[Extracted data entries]
## Start
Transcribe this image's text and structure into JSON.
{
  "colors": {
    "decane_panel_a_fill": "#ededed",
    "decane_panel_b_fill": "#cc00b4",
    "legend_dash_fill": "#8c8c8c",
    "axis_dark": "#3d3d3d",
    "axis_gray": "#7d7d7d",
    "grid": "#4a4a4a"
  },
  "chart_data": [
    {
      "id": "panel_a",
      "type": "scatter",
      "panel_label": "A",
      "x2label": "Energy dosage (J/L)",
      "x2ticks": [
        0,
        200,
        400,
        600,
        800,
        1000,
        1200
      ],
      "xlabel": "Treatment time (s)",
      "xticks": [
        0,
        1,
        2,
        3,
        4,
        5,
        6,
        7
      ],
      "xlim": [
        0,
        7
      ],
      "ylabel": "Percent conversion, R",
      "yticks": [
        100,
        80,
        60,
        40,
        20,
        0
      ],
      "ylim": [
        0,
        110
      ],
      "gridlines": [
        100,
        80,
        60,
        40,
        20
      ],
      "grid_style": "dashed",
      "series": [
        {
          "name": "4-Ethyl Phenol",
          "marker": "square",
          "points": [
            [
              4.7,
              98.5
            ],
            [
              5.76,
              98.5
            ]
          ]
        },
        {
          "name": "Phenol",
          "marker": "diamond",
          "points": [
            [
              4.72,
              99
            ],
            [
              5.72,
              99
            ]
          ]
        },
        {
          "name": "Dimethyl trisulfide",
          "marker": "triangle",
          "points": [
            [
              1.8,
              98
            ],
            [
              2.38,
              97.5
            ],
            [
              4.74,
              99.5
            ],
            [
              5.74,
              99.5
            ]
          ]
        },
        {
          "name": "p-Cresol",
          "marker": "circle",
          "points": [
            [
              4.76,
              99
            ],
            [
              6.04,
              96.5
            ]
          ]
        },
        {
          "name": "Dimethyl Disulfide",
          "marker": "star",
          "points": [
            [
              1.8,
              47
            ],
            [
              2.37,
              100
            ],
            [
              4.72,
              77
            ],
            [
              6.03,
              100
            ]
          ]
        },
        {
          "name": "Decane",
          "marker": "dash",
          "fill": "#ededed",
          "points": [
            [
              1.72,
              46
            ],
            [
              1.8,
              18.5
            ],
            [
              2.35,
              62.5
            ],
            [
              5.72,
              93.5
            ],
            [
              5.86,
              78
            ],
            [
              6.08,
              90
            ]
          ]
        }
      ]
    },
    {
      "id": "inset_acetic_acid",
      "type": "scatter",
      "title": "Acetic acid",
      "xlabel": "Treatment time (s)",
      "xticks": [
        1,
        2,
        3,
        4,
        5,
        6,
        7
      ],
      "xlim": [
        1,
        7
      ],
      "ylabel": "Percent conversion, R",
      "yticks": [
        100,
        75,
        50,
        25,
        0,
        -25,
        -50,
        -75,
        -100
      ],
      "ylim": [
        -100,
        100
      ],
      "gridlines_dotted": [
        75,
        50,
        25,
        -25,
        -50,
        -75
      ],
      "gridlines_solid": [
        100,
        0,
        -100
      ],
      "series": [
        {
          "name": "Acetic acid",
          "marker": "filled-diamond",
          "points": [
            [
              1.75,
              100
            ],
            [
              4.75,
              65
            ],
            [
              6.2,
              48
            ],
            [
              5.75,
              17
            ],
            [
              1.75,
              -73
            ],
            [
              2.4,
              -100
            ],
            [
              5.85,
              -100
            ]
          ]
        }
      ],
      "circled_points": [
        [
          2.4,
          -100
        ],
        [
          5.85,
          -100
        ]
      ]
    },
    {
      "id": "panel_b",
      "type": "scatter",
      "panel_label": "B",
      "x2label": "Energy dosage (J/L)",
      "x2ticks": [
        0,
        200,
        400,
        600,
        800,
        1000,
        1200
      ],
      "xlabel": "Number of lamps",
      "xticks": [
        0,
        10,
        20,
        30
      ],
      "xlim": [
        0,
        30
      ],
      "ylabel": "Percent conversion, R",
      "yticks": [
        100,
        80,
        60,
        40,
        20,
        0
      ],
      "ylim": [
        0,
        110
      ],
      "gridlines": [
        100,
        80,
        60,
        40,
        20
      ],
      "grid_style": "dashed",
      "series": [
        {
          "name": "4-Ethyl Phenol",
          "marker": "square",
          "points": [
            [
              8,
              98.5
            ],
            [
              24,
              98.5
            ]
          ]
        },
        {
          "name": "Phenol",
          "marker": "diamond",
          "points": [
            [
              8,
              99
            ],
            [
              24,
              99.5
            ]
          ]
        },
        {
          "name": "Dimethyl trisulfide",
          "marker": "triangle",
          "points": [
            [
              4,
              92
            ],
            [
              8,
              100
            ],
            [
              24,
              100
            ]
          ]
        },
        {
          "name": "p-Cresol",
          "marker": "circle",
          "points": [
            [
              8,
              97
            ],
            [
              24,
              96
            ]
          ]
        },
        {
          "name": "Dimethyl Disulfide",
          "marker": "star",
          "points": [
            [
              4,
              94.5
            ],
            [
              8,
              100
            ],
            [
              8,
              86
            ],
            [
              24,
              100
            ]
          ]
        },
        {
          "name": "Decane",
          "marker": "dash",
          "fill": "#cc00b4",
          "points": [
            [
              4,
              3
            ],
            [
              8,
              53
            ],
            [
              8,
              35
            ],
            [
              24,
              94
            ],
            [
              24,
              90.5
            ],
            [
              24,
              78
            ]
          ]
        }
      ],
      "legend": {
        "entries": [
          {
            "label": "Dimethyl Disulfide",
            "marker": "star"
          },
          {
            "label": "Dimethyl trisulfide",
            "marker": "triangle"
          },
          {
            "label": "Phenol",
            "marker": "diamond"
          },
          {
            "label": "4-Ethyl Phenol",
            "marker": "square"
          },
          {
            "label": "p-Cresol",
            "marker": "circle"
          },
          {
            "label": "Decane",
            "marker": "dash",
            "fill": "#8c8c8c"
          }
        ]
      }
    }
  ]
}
## End
## WHAT YOU ARE ASKED TO DO
From the records above, extract every entry verbatim.

## OUTPUT OF THE TASK
Transcribe this image's text and structure into JSON.
{
  "colors": {
    "decane_panel_a_fill": "#ededed",
    "decane_panel_b_fill": "#cc00b4",
    "legend_dash_fill": "#8c8c8c",
    "axis_dark": "#3d3d3d",
    "axis_gray": "#7d7d7d",
    "grid": "#4a4a4a"
  },
  "chart_data": [
    {
      "id": "panel_a",
      "type": "scatter",
      "panel_label": "A",
      "x2label": "Energy dosage (J/L)",
      "x2ticks": [
        0,
        200,
        400,
        600,
        800,
        1000,
        1200
      ],
      "xlabel": "Treatment time (s)",
      "xticks": [
        0,
        1,
        2,
        3,
        4,
        5,
        6,
        7
      ],
      "xlim": [
        0,
        7
      ],
      "ylabel": "Percent conversion, R",
      "yticks": [
        100,
        80,
        60,
        40,
        20,
        0
      ],
      "ylim": [
        0,
        110
      ],
      "gridlines": [
        100,
        80,
        60,
        40,
        20
      ],
      "grid_style": "dashed",
      "series": [
        {
          "name": "4-Ethyl Phenol",
          "marker": "square",
          "points": [
            [
              4.7,
              98.5
            ],
            [
              5.76,
              98.5
            ]
          ]
        },
        {
          "name": "Phenol",
          "marker": "diamond",
          "points": [
            [
              4.72,
              99
            ],
            [
              5.72,
              99
            ]
          ]
        },
        {
          "name": "Dimethyl trisulfide",
          "marker": "triangle",
          "points": [
            [
              1.8,
              98
            ],
            [
              2.38,
              97.5
            ],
            [
              4.74,
              99.5
            ],
            [
              5.74,
              99.5
            ]
          ]
        },
        {
          "name": "p-Cresol",
          "marker": "circle",
          "points": [
            [
              4.76,
              99
            ],
            [
              6.04,
              96.5
            ]
          ]
        },
        {
          "name": "Dimethyl Disulfide",
          "marker": "star",
          "points": [
            [
              1.8,
              47
            ],
            [
              2.37,
              100
            ],
            [
              4.72,
              77
            ],
            [
              6.03,
              100
            ]
          ]
        },
        {
          "name": "Decane",
          "marker": "dash",
          "fill": "#ededed",
          "points": [
            [
              1.72,
              46
            ],
            [
              1.8,
              18.5
            ],
            [
              2.35,
              62.5
            ],
            [
              5.72,
              93.5
            ],
            [
              5.86,
              78
            ],
            [
              6.08,
              90
            ]
          ]
        }
      ]
    },
    {
      "id": "inset_acetic_acid",
      "type": "scatter",
      "title": "Acetic acid",
      "xlabel": "Treatment time (s)",
      "xticks": [
        1,
        2,
        3,
        4,
        5,
        6,
        7
      ],
      "xlim": [
        1,
        7
      ],
      "ylabel": "Percent conversion, R",
      "yticks": [
        100,
        75,
        50,
        25,
        0,
        -25,
        -50,
        -75,
        -100
      ],
      "ylim": [
        -100,
        100
      ],
      "gridlines_dotted": [
        75,
        50,
        25,
        -25,
        -50,
        -75
      ],
      "gridlines_solid": [
        100,
        0,
        -100
      ],
      "series": [
        {
          "name": "Acetic acid",
          "marker": "filled-diamond",
          "points": [
            [
              1.75,
              100
            ],
            [
              4.75,
              65
            ],
            [
              6.2,
              48
            ],
            [
              5.75,
              17
            ],
            [
              1.75,
              -73
            ],
            [
              2.4,
              -100
            ],
            [
              5.85,
              -100
            ]
          ]
        }
      ],
      "circled_points": [
        [
          2.4,
          -100
        ],
        [
          5.85,
          -100
        ]
      ]
    },
    {
      "id": "panel_b",
      "type": "scatter",
      "panel_label": "B",
      "x2label": "Energy dosage (J/L)",
      "x2ticks": [
        0,
        200,
        400,
        600,
        800,
        1000,
        1200
      ],
      "xlabel": "Number of lamps",
      "xticks": [
        0,
        10,
        20,
        30
      ],
      "xlim": [
        0,
        30
      ],
      "ylabel": "Percent conversion, R",
      "yticks": [
        100,
        80,
        60,
        40,
        20,
        0
      ],
      "ylim": [
        0,
        110
      ],
      "gridlines": [
        100,
        80,
        60,
        40,
        20
      ],
      "grid_style": "dashed",
      "series": [
        {
          "name": "4-Ethyl Phenol",
          "marker": "square",
          "points": [
            [
              8,
              98.5
            ],
            [
              24,
              98.5
            ]
          ]
        },
        {
          "name": "Phenol",
          "marker": "diamond",
          "points": [
            [
              8,
              99
            ],
            [
              24,
              99.5
            ]
          ]
        },
        {
          "name": "Dimethyl trisulfide",
          "marker": "triangle",
          "points": [
            [
              4,
              92
            ],
            [
              8,
              100
            ],
            [
              24,
              100
            ]
          ]
        },
        {
          "name": "p-Cresol",
          "marker": "circle",
          "points": [
            [
              8,
              97
            ],
            [
              24,
              96
            ]
          ]
        },
        {
          "name": "Dimethyl Disulfide",
          "marker": "star",
          "points": [
            [
              4,
              94.5
            ],
            [
              8,
              100
            ],
            [
              8,
              86
            ],
            [
              24,
              100
            ]
          ]
        },
        {
          "name": "Decane",
          "marker": "dash",
          "fill": "#cc00b4",
          "points": [
            [
              4,
              3
            ],
            [
              8,
              53
            ],
            [
              8,
              35
            ],
            [
              24,
              94
            ],
            [
              24,
              90.5
            ],
            [
              24,
              78
            ]
          ]
        }
      ],
      "legend": {
        "entries": [
          {
            "label": "Dimethyl Disulfide",
            "marker": "star"
          },
          {
            "label": "Dimethyl trisulfide",
            "marker": "triangle"
          },
          {
            "label": "Phenol",
            "marker": "diamond"
          },
          {
            "label": "4-Ethyl Phenol",
            "marker": "square"
          },
          {
            "label": "p-Cresol",
            "marker": "circle"
          },
          {
            "label": "Decane",
            "marker": "dash",
            "fill": "#8c8c8c"
          }
        ]
      }
    }
  ]
}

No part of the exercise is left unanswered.